╭─ Dataset extract

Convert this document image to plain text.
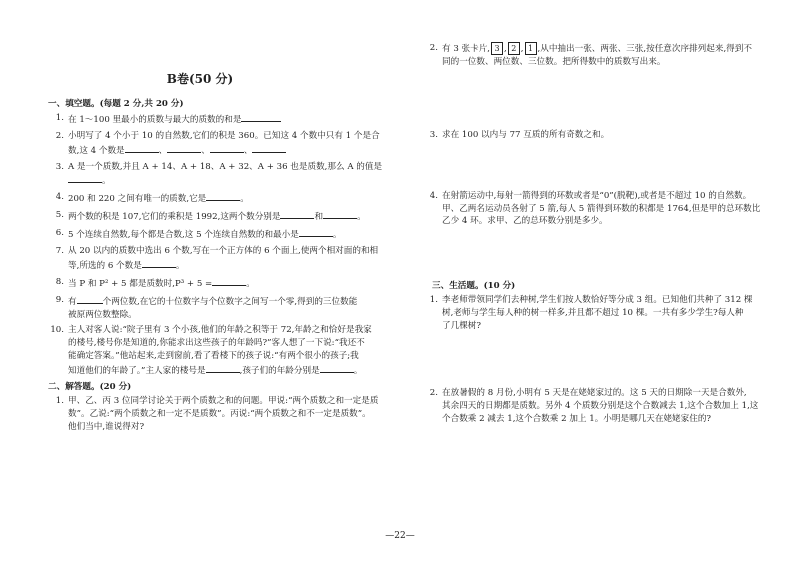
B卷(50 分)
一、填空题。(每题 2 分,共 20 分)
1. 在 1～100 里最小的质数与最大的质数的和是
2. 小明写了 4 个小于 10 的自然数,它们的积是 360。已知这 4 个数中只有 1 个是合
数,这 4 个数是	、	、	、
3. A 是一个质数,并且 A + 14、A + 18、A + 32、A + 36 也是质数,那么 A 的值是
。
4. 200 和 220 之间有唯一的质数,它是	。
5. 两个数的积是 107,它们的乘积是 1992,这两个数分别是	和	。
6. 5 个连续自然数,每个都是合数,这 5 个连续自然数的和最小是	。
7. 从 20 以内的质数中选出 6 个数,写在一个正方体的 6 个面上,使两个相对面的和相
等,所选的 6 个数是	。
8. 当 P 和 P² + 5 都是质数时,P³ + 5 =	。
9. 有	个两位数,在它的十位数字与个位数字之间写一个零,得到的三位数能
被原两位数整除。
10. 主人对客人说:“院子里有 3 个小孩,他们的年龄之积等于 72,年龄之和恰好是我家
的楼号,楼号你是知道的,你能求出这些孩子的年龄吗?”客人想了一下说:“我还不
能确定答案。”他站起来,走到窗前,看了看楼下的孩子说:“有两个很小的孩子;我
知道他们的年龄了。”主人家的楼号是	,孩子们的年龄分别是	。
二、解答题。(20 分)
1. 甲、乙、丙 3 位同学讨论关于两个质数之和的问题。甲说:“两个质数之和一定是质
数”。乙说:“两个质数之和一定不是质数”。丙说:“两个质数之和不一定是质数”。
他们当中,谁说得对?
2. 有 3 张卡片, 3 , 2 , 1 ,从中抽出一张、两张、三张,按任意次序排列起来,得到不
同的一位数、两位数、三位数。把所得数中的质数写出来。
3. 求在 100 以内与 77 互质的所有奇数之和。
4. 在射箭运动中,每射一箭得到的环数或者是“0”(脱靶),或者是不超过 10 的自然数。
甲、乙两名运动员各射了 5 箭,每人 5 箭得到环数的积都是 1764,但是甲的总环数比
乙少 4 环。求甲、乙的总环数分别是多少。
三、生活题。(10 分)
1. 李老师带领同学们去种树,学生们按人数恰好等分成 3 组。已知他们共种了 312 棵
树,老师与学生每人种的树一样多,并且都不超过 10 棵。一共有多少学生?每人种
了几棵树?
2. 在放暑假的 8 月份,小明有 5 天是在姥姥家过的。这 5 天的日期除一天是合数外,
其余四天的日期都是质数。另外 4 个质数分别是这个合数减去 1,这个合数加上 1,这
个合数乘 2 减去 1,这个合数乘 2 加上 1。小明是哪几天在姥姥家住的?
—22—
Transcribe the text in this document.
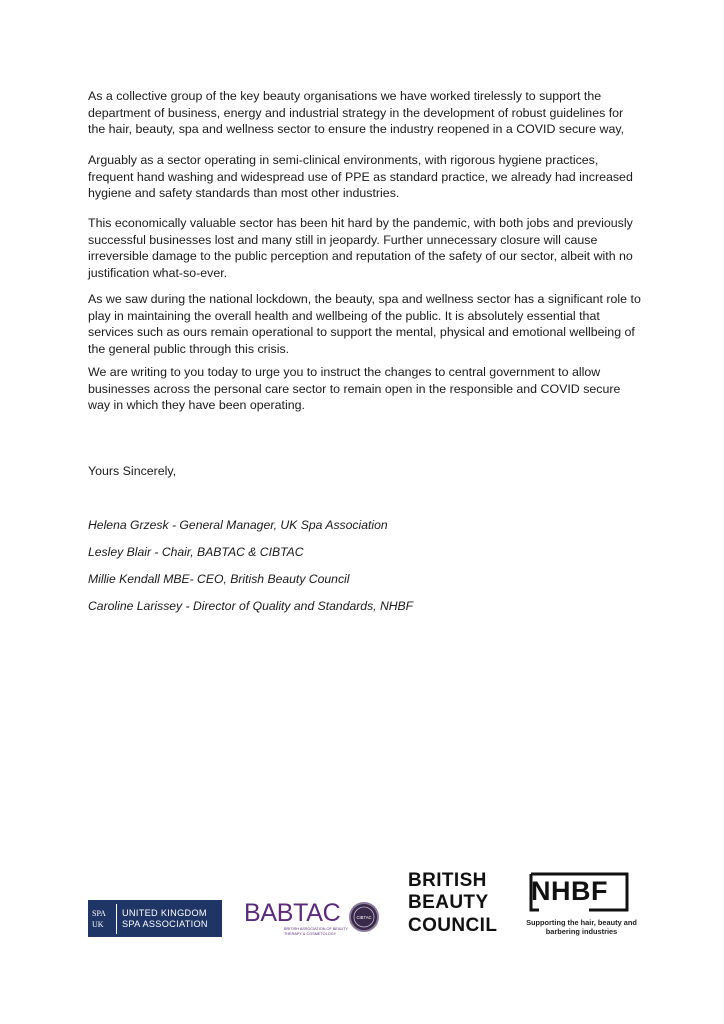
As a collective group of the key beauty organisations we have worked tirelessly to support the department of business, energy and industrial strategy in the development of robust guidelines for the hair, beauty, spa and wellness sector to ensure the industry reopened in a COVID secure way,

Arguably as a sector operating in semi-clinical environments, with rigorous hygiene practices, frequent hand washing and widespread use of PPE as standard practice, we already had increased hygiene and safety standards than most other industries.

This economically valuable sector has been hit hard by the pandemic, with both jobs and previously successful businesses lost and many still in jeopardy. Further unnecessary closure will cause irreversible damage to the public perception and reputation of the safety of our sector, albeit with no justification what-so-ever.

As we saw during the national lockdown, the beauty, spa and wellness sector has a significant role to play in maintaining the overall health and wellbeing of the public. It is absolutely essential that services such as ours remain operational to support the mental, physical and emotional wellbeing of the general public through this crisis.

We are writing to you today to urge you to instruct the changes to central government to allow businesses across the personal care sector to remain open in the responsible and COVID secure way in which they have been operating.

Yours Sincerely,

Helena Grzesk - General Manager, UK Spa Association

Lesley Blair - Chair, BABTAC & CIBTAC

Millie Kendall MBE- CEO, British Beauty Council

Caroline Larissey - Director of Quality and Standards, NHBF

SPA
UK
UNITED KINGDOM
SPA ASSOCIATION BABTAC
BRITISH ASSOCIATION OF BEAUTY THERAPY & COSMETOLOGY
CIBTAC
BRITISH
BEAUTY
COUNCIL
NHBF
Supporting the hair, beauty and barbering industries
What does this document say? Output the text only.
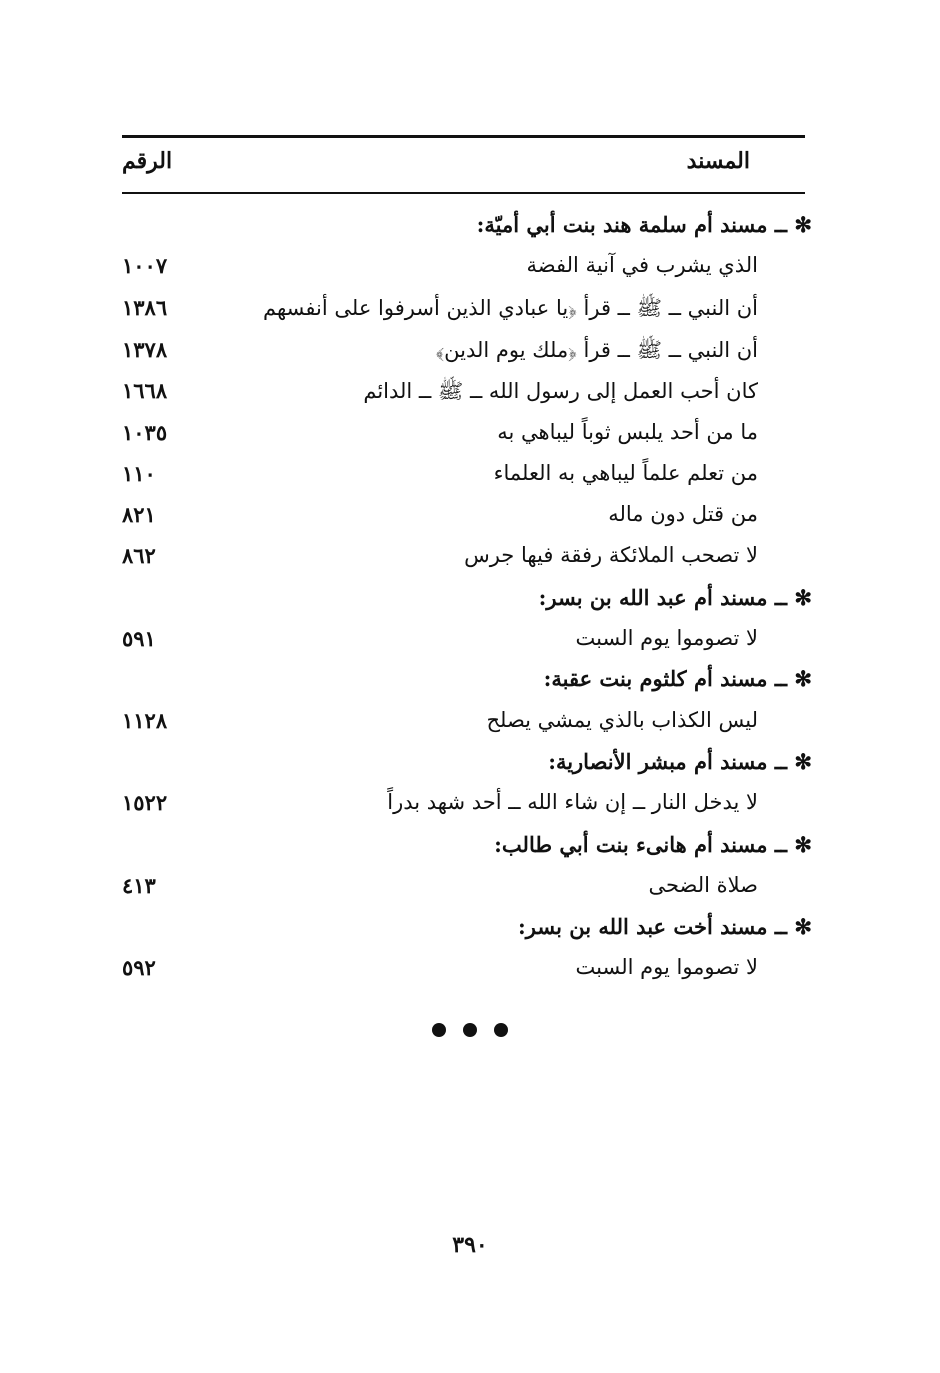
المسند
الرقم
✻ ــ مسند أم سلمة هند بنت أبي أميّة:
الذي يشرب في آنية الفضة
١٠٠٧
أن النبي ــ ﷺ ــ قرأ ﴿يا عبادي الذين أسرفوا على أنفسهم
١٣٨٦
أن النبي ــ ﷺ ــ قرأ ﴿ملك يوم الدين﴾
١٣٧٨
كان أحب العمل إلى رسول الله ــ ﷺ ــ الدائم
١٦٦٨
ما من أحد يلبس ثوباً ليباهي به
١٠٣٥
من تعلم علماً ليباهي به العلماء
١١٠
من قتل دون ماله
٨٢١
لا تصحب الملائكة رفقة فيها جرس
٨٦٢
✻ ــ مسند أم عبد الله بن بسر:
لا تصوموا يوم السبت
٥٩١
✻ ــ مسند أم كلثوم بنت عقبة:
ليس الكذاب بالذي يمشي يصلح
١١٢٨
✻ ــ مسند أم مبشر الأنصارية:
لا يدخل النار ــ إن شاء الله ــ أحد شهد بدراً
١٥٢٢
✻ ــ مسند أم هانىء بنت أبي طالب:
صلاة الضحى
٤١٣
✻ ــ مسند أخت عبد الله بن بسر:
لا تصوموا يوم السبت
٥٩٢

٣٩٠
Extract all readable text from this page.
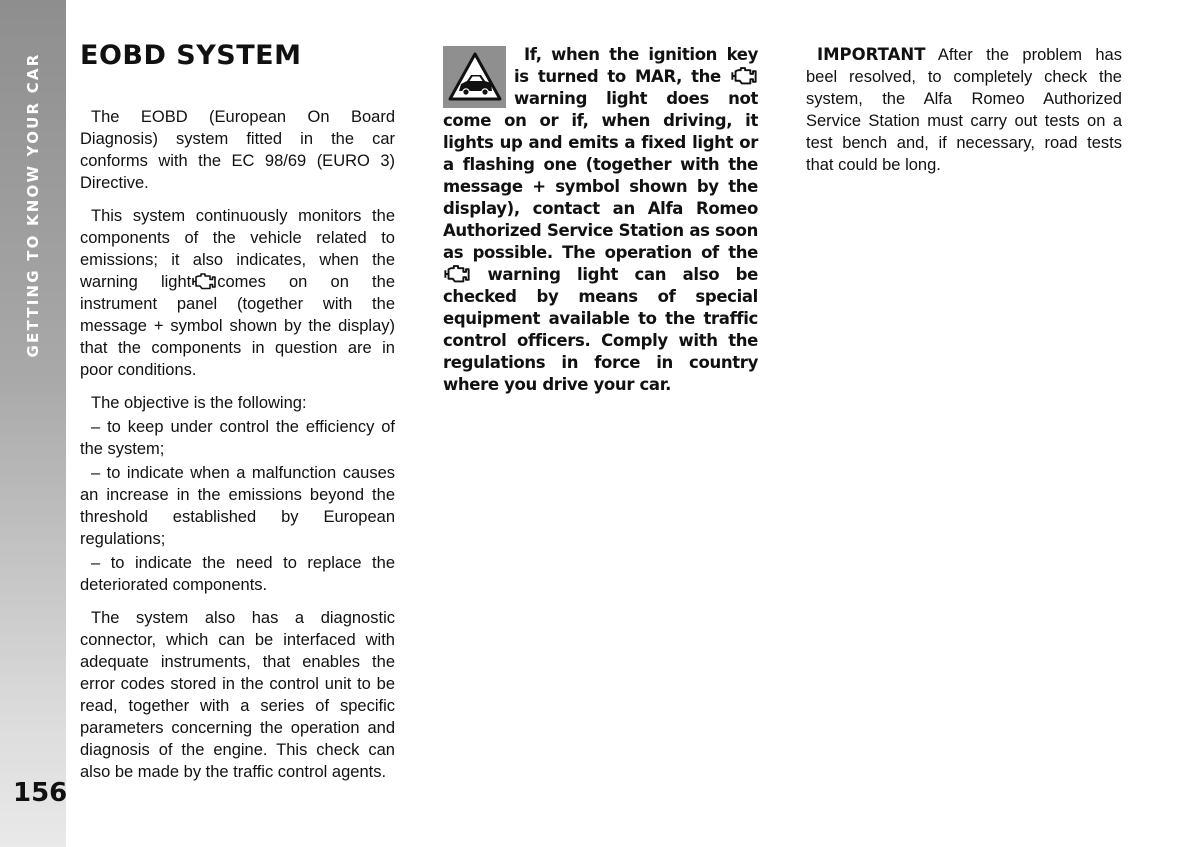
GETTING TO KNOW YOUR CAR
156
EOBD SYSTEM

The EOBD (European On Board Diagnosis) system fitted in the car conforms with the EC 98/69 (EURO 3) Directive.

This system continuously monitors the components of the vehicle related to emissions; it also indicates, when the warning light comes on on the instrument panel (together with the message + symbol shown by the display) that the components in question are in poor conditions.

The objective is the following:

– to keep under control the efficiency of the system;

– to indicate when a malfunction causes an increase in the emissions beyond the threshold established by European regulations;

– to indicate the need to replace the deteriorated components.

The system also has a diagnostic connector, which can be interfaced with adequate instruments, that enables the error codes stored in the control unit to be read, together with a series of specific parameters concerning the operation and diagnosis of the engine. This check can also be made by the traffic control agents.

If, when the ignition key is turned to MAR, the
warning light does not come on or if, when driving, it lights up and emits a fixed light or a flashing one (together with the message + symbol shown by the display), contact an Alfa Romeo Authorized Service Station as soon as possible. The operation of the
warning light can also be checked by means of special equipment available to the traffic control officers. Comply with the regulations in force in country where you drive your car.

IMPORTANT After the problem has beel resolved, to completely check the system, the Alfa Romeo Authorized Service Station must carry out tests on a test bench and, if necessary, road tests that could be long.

╰─

Every line containing the string "text" must be listed.

Convert this document image to plain text.
Transcribe the text in this document.
What does this document say? Output the text only.
Extract all readable text from this page.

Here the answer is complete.